EXERCISE BRIEF » Write the data below out exactly as it stands. Do not include the pictures.

Stored data »
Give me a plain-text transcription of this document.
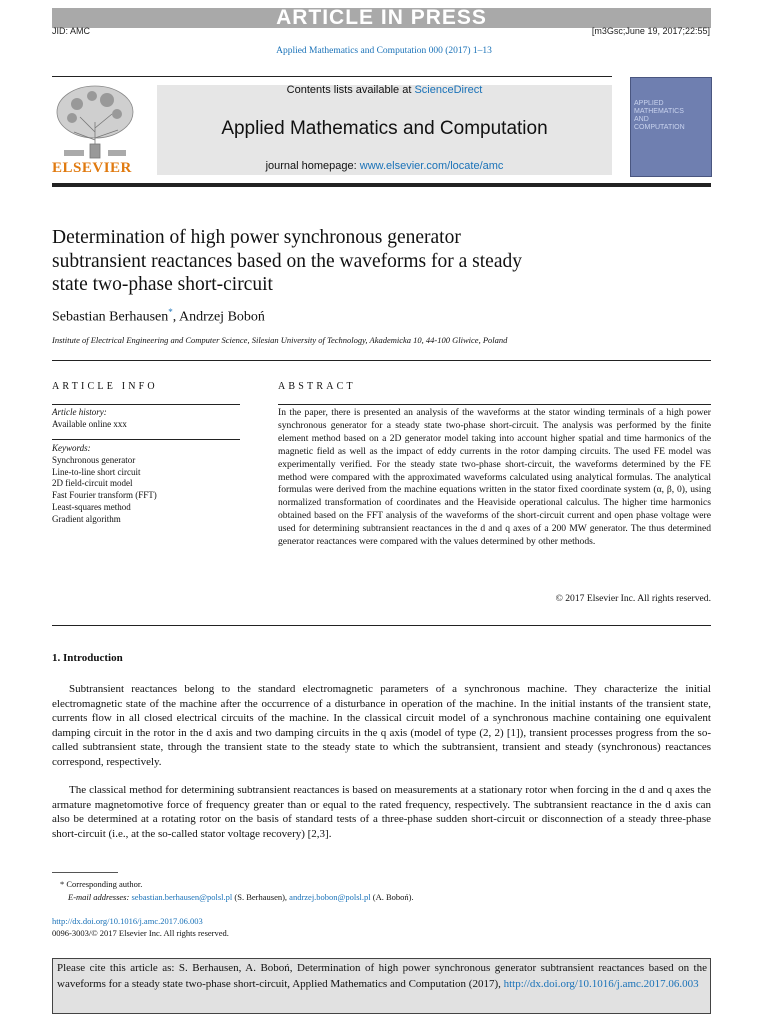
ARTICLE IN PRESS
JID: AMC	[m3Gsc;June 19, 2017;22:55]
Applied Mathematics and Computation 000 (2017) 1–13
ELSEVIER
Contents lists available at ScienceDirect
Applied Mathematics and Computation
journal homepage: www.elsevier.com/locate/amc
APPLIED
MATHEMATICS
AND
COMPUTATION
Determination of high power synchronous generator
subtransient reactances based on the waveforms for a steady
state two-phase short-circuit
Sebastian Berhausen*, Andrzej Boboń
Institute of Electrical Engineering and Computer Science, Silesian University of Technology, Akademicka 10, 44-100 Gliwice, Poland
ARTICLE INFO
Article history:
Available online xxx
Keywords:
Synchronous generator
Line-to-line short circuit
2D field-circuit model
Fast Fourier transform (FFT)
Least-squares method
Gradient algorithm
ABSTRACT
In the paper, there is presented an analysis of the waveforms at the stator winding terminals of a high power synchronous generator for a steady state two-phase short-circuit. The analysis was performed by the finite element method based on a 2D generator model taking into account higher spatial and time harmonics of the magnetic field as well as the impact of eddy currents in the rotor damping circuits. The used FE model was experimentally verified. For the steady state two-phase short-circuit, the waveforms determined by the FE method were compared with the approximated waveforms calculated using analytical formulas. The analytical formulas were derived from the machine equations written in the stator fixed coordinate system (α, β, 0), using normalized transformation of coordinates and the Heaviside operational calculus. The higher time harmonics obtained based on the FFT analysis of the waveforms of the short-circuit current and open phase voltage were used for determining subtransient reactances in the d and q axes of a 200 MW generator. The thus determined generator reactances were compared with the values determined by other methods.
© 2017 Elsevier Inc. All rights reserved.
1. Introduction
Subtransient reactances belong to the standard electromagnetic parameters of a synchronous machine. They characterize the initial electromagnetic state of the machine after the occurrence of a disturbance in operation of the machine. In the initial instants of the transient state, currents flow in all closed electrical circuits of the machine. In the classical circuit model of a synchronous machine containing one equivalent damping circuit in the rotor in the d axis and two damping circuits in the q axis (model of type (2, 2) [1]), transient processes progress from the so-called subtransient state, through the transient state to the steady state to which the subtransient, transient and steady (synchronous) reactances correspond, respectively.
The classical method for determining subtransient reactances is based on measurements at a stationary rotor when forcing in the d and q axes the armature magnetomotive force of frequency greater than or equal to the rated frequency, respectively. The subtransient reactance in the d axis can also be determined at a rotating rotor on the basis of standard tests of a three-phase sudden short-circuit or disconnection of a steady three-phase short-circuit (i.e., at the so-called stator voltage recovery) [2,3].
* Corresponding author.
E-mail addresses: sebastian.berhausen@polsl.pl (S. Berhausen), andrzej.bobon@polsl.pl (A. Boboń).
http://dx.doi.org/10.1016/j.amc.2017.06.003
0096-3003/© 2017 Elsevier Inc. All rights reserved.
Please cite this article as: S. Berhausen, A. Boboń, Determination of high power synchronous generator subtransient reactances based on the waveforms for a steady state two-phase short-circuit, Applied Mathematics and Computation (2017), http://dx.doi.org/10.1016/j.amc.2017.06.003
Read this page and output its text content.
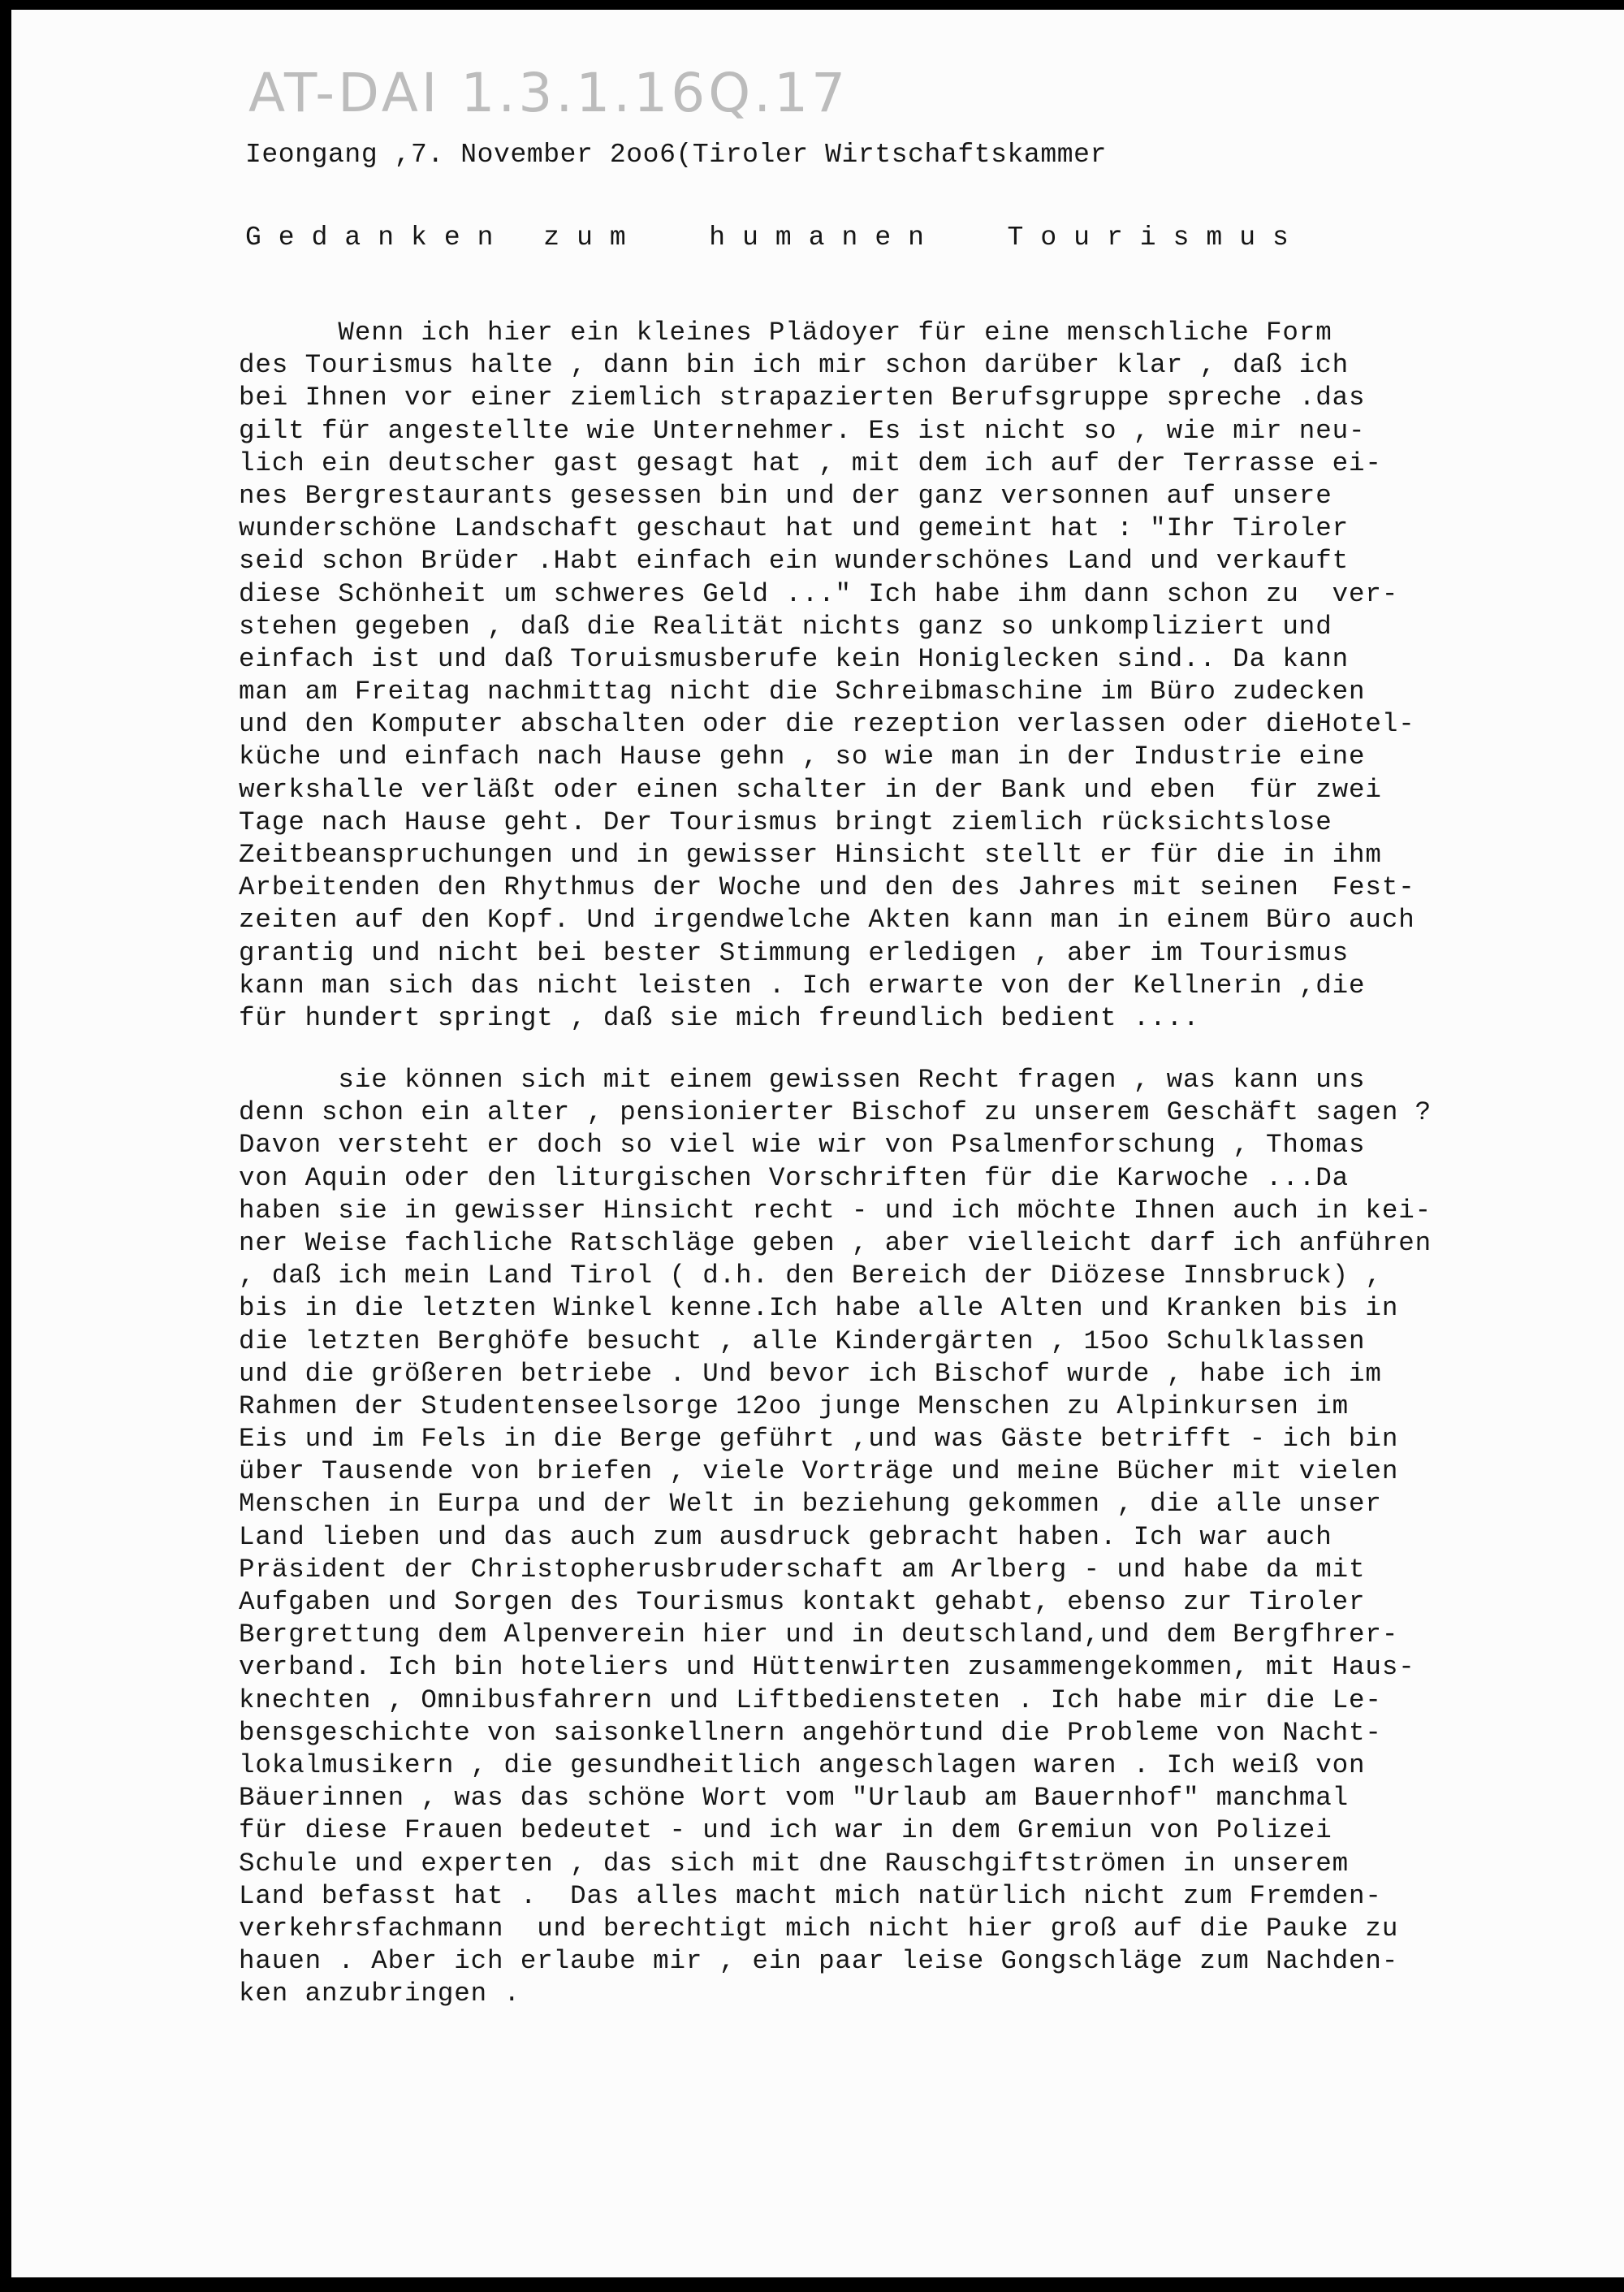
AT-DAI 1.3.1.16Q.17
Ieongang ,7. November 2oo6(Tiroler Wirtschaftskammer
G e d a n k e n   z u m     h u m a n e n     T o u r i s m u s
Wenn ich hier ein kleines Plädoyer für eine menschliche Form
des Tourismus halte , dann bin ich mir schon darüber klar , daß ich
bei Ihnen vor einer ziemlich strapazierten Berufsgruppe spreche .das
gilt für angestellte wie Unternehmer. Es ist nicht so , wie mir neu-
lich ein deutscher gast gesagt hat , mit dem ich auf der Terrasse ei-
nes Bergrestaurants gesessen bin und der ganz versonnen auf unsere
wunderschöne Landschaft geschaut hat und gemeint hat : "Ihr Tiroler
seid schon Brüder .Habt einfach ein wunderschönes Land und verkauft
diese Schönheit um schweres Geld ..." Ich habe ihm dann schon zu  ver-
stehen gegeben , daß die Realität nichts ganz so unkompliziert und
einfach ist und daß Toruismusberufe kein Honiglecken sind.. Da kann
man am Freitag nachmittag nicht die Schreibmaschine im Büro zudecken
und den Komputer abschalten oder die rezeption verlassen oder dieHotel-
küche und einfach nach Hause gehn , so wie man in der Industrie eine
werkshalle verläßt oder einen schalter in der Bank und eben  für zwei
Tage nach Hause geht. Der Tourismus bringt ziemlich rücksichtslose
Zeitbeanspruchungen und in gewisser Hinsicht stellt er für die in ihm
Arbeitenden den Rhythmus der Woche und den des Jahres mit seinen  Fest-
zeiten auf den Kopf. Und irgendwelche Akten kann man in einem Büro auch
grantig und nicht bei bester Stimmung erledigen , aber im Tourismus
kann man sich das nicht leisten . Ich erwarte von der Kellnerin ,die
für hundert springt , daß sie mich freundlich bedient ....
sie können sich mit einem gewissen Recht fragen , was kann uns
denn schon ein alter , pensionierter Bischof zu unserem Geschäft sagen ?
Davon versteht er doch so viel wie wir von Psalmenforschung , Thomas
von Aquin oder den liturgischen Vorschriften für die Karwoche ...Da
haben sie in gewisser Hinsicht recht - und ich möchte Ihnen auch in kei-
ner Weise fachliche Ratschläge geben , aber vielleicht darf ich anführen
, daß ich mein Land Tirol ( d.h. den Bereich der Diözese Innsbruck) ,
bis in die letzten Winkel kenne.Ich habe alle Alten und Kranken bis in
die letzten Berghöfe besucht , alle Kindergärten , 15oo Schulklassen
und die größeren betriebe . Und bevor ich Bischof wurde , habe ich im
Rahmen der Studentenseelsorge 12oo junge Menschen zu Alpinkursen im
Eis und im Fels in die Berge geführt ,und was Gäste betrifft - ich bin
über Tausende von briefen , viele Vorträge und meine Bücher mit vielen
Menschen in Eurpa und der Welt in beziehung gekommen , die alle unser
Land lieben und das auch zum ausdruck gebracht haben. Ich war auch
Präsident der Christopherusbruderschaft am Arlberg - und habe da mit
Aufgaben und Sorgen des Tourismus kontakt gehabt, ebenso zur Tiroler
Bergrettung dem Alpenverein hier und in deutschland,und dem Bergfhrer-
verband. Ich bin hoteliers und Hüttenwirten zusammengekommen, mit Haus-
knechten , Omnibusfahrern und Liftbediensteten . Ich habe mir die Le-
bensgeschichte von saisonkellnern angehörtund die Probleme von Nacht-
lokalmusikern , die gesundheitlich angeschlagen waren . Ich weiß von
Bäuerinnen , was das schöne Wort vom "Urlaub am Bauernhof" manchmal
für diese Frauen bedeutet - und ich war in dem Gremiun von Polizei
Schule und experten , das sich mit dne Rauschgiftströmen in unserem
Land befasst hat .  Das alles macht mich natürlich nicht zum Fremden-
verkehrsfachmann  und berechtigt mich nicht hier groß auf die Pauke zu
hauen . Aber ich erlaube mir , ein paar leise Gongschläge zum Nachden-
ken anzubringen .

RESULT OF THIS EXERCISE »
Give me a plain-text transcription of this document.
ARTICLE IN PRESS
JID: AMC	[m3Gsc;June 19, 2017;22:55]
Applied Mathematics and Computation 000 (2017) 1–13
ELSEVIER
Contents lists available at ScienceDirect
Applied Mathematics and Computation
journal homepage: www.elsevier.com/locate/amc
APPLIED
MATHEMATICS
AND
COMPUTATION
Determination of high power synchronous generator
subtransient reactances based on the waveforms for a steady
state two-phase short-circuit
Sebastian Berhausen*, Andrzej Boboń
Institute of Electrical Engineering and Computer Science, Silesian University of Technology, Akademicka 10, 44-100 Gliwice, Poland
ARTICLE INFO
Article history:
Available online xxx
Keywords:
Synchronous generator
Line-to-line short circuit
2D field-circuit model
Fast Fourier transform (FFT)
Least-squares method
Gradient algorithm
ABSTRACT
In the paper, there is presented an analysis of the waveforms at the stator winding terminals of a high power synchronous generator for a steady state two-phase short-circuit. The analysis was performed by the finite element method based on a 2D generator model taking into account higher spatial and time harmonics of the magnetic field as well as the impact of eddy currents in the rotor damping circuits. The used FE model was experimentally verified. For the steady state two-phase short-circuit, the waveforms determined by the FE method were compared with the approximated waveforms calculated using analytical formulas. The analytical formulas were derived from the machine equations written in the stator fixed coordinate system (α, β, 0), using normalized transformation of coordinates and the Heaviside operational calculus. The higher time harmonics obtained based on the FFT analysis of the waveforms of the short-circuit current and open phase voltage were used for determining subtransient reactances in the d and q axes of a 200 MW generator. The thus determined generator reactances were compared with the values determined by other methods.
© 2017 Elsevier Inc. All rights reserved.
1. Introduction
Subtransient reactances belong to the standard electromagnetic parameters of a synchronous machine. They characterize the initial electromagnetic state of the machine after the occurrence of a disturbance in operation of the machine. In the initial instants of the transient state, currents flow in all closed electrical circuits of the machine. In the classical circuit model of a synchronous machine containing one equivalent damping circuit in the rotor in the d axis and two damping circuits in the q axis (model of type (2, 2) [1]), transient processes progress from the so-called subtransient state, through the transient state to the steady state to which the subtransient, transient and steady (synchronous) reactances correspond, respectively.
The classical method for determining subtransient reactances is based on measurements at a stationary rotor when forcing in the d and q axes the armature magnetomotive force of frequency greater than or equal to the rated frequency, respectively. The subtransient reactance in the d axis can also be determined at a rotating rotor on the basis of standard tests of a three-phase sudden short-circuit or disconnection of a steady three-phase short-circuit (i.e., at the so-called stator voltage recovery) [2,3].
* Corresponding author.
E-mail addresses: sebastian.berhausen@polsl.pl (S. Berhausen), andrzej.bobon@polsl.pl (A. Boboń).
http://dx.doi.org/10.1016/j.amc.2017.06.003
0096-3003/© 2017 Elsevier Inc. All rights reserved.
Please cite this article as: S. Berhausen, A. Boboń, Determination of high power synchronous generator subtransient reactances based on the waveforms for a steady state two-phase short-circuit, Applied Mathematics and Computation (2017), http://dx.doi.org/10.1016/j.amc.2017.06.003
Read this page and output its text content.
AT-DAI 1.3.1.16Q.17
Ieongang ,7. November 2oo6(Tiroler Wirtschaftskammer
G e d a n k e n   z u m     h u m a n e n     T o u r i s m u s
Wenn ich hier ein kleines Plädoyer für eine menschliche Form
des Tourismus halte , dann bin ich mir schon darüber klar , daß ich
bei Ihnen vor einer ziemlich strapazierten Berufsgruppe spreche .das
gilt für angestellte wie Unternehmer. Es ist nicht so , wie mir neu-
lich ein deutscher gast gesagt hat , mit dem ich auf der Terrasse ei-
nes Bergrestaurants gesessen bin und der ganz versonnen auf unsere
wunderschöne Landschaft geschaut hat und gemeint hat : "Ihr Tiroler
seid schon Brüder .Habt einfach ein wunderschönes Land und verkauft
diese Schönheit um schweres Geld ..." Ich habe ihm dann schon zu  ver-
stehen gegeben , daß die Realität nichts ganz so unkompliziert und
einfach ist und daß Toruismusberufe kein Honiglecken sind.. Da kann
man am Freitag nachmittag nicht die Schreibmaschine im Büro zudecken
und den Komputer abschalten oder die rezeption verlassen oder dieHotel-
küche und einfach nach Hause gehn , so wie man in der Industrie eine
werkshalle verläßt oder einen schalter in der Bank und eben  für zwei
Tage nach Hause geht. Der Tourismus bringt ziemlich rücksichtslose
Zeitbeanspruchungen und in gewisser Hinsicht stellt er für die in ihm
Arbeitenden den Rhythmus der Woche und den des Jahres mit seinen  Fest-
zeiten auf den Kopf. Und irgendwelche Akten kann man in einem Büro auch
grantig und nicht bei bester Stimmung erledigen , aber im Tourismus
kann man sich das nicht leisten . Ich erwarte von der Kellnerin ,die
für hundert springt , daß sie mich freundlich bedient ....
sie können sich mit einem gewissen Recht fragen , was kann uns
denn schon ein alter , pensionierter Bischof zu unserem Geschäft sagen ?
Davon versteht er doch so viel wie wir von Psalmenforschung , Thomas
von Aquin oder den liturgischen Vorschriften für die Karwoche ...Da
haben sie in gewisser Hinsicht recht - und ich möchte Ihnen auch in kei-
ner Weise fachliche Ratschläge geben , aber vielleicht darf ich anführen
, daß ich mein Land Tirol ( d.h. den Bereich der Diözese Innsbruck) ,
bis in die letzten Winkel kenne.Ich habe alle Alten und Kranken bis in
die letzten Berghöfe besucht , alle Kindergärten , 15oo Schulklassen
und die größeren betriebe . Und bevor ich Bischof wurde , habe ich im
Rahmen der Studentenseelsorge 12oo junge Menschen zu Alpinkursen im
Eis und im Fels in die Berge geführt ,und was Gäste betrifft - ich bin
über Tausende von briefen , viele Vorträge und meine Bücher mit vielen
Menschen in Eurpa und der Welt in beziehung gekommen , die alle unser
Land lieben und das auch zum ausdruck gebracht haben. Ich war auch
Präsident der Christopherusbruderschaft am Arlberg - und habe da mit
Aufgaben und Sorgen des Tourismus kontakt gehabt, ebenso zur Tiroler
Bergrettung dem Alpenverein hier und in deutschland,und dem Bergfhrer-
verband. Ich bin hoteliers und Hüttenwirten zusammengekommen, mit Haus-
knechten , Omnibusfahrern und Liftbediensteten . Ich habe mir die Le-
bensgeschichte von saisonkellnern angehörtund die Probleme von Nacht-
lokalmusikern , die gesundheitlich angeschlagen waren . Ich weiß von
Bäuerinnen , was das schöne Wort vom "Urlaub am Bauernhof" manchmal
für diese Frauen bedeutet - und ich war in dem Gremiun von Polizei
Schule und experten , das sich mit dne Rauschgiftströmen in unserem
Land befasst hat .  Das alles macht mich natürlich nicht zum Fremden-
verkehrsfachmann  und berechtigt mich nicht hier groß auf die Pauke zu
hauen . Aber ich erlaube mir , ein paar leise Gongschläge zum Nachden-
ken anzubringen .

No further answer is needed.